【模板】卢卡斯定理

题意简述

给定n,m,p (\( 1 <= n,m,p <= 10^5 \))
求 \(C_{n+m}^{m}\ mod\ p \)

题解思路

Lucas定理
\(C^a_b\equiv C^{\lfloor{a / p}\rfloor}_{\lfloor{b / p}\rfloor} \times C^{a\mod p}_{b\mod p} \left(mod\ p\right) \)

代码

#include <cstdio>
#include <algorithm>
typedef long long ll;
int T, n, m, p, l;
int fac[101000], ifac[101000];
int ksm(int x, int y, int s = 1)
{
	for (register int i = y; i; i >>= 1, x = (ll)x * x % p)
		if (i & 1)
			s = (ll)s * x % p;
	return s;
}
int C(int x, int y)
{
	if (y > x) return 0;
	if (x == y) return 1;
	if (x > p || y > p) return (ll)C(x / p, y / p) * C(x % p, y % p) % p;
	return (ll)fac[x] * ifac[x - y] % p * ifac[y] % p;
}
int main()
{
	scanf("%d", &T);
	while (T--)
	{
		scanf("%d%d%d", &n, &m, &p);
		fac[0] = ifac[0] = 1;
		l = std::min(n + m, p - 1);
		for (register int i = 1; i <= l; ++i) fac[i] = (ll)fac[i - 1] * i % p;
		ifac[l] = ksm(fac[l], p - 2);
		for (register int i = l - 1; i; --i) ifac[i] = (ll)ifac[i + 1] * (i + 1) % p;
		printf("%d\n", C(n + m, m));
	}
}

━━━━━━━━━━

请完成以下:
[A] 上面的卢卡斯定理题解里，n、m、p 的取值范围是多少？
[B] 把上面卢卡斯定理题解中从“#include <cstdio>”开始、到“C(int x, int y)”结束的这一段，一字不差地重打一遍。

存储数据:

━━━━━━━━━━

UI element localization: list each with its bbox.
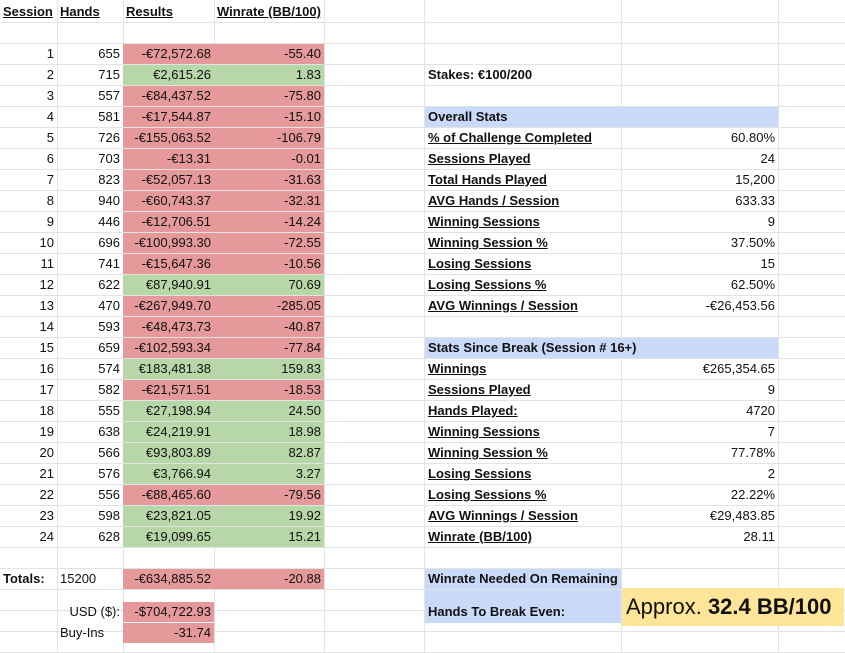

━━━━━━━━━━

参考答案:
[A] n、m、p 都在 1 到 10^5 之间（含 1 和 10^5）。

[B]
#include <cstdio>
#include <algorithm>
typedef long long ll;
int T, n, m, p, l;
int fac[101000], ifac[101000];
int ksm(int x, int y, int s = 1)
{
	for (register int i = y; i; i >>= 1, x = (ll)x * x % p)
		if (i & 1)
			s = (ll)s * x % p;
	return s;
}
int C(int x, int y)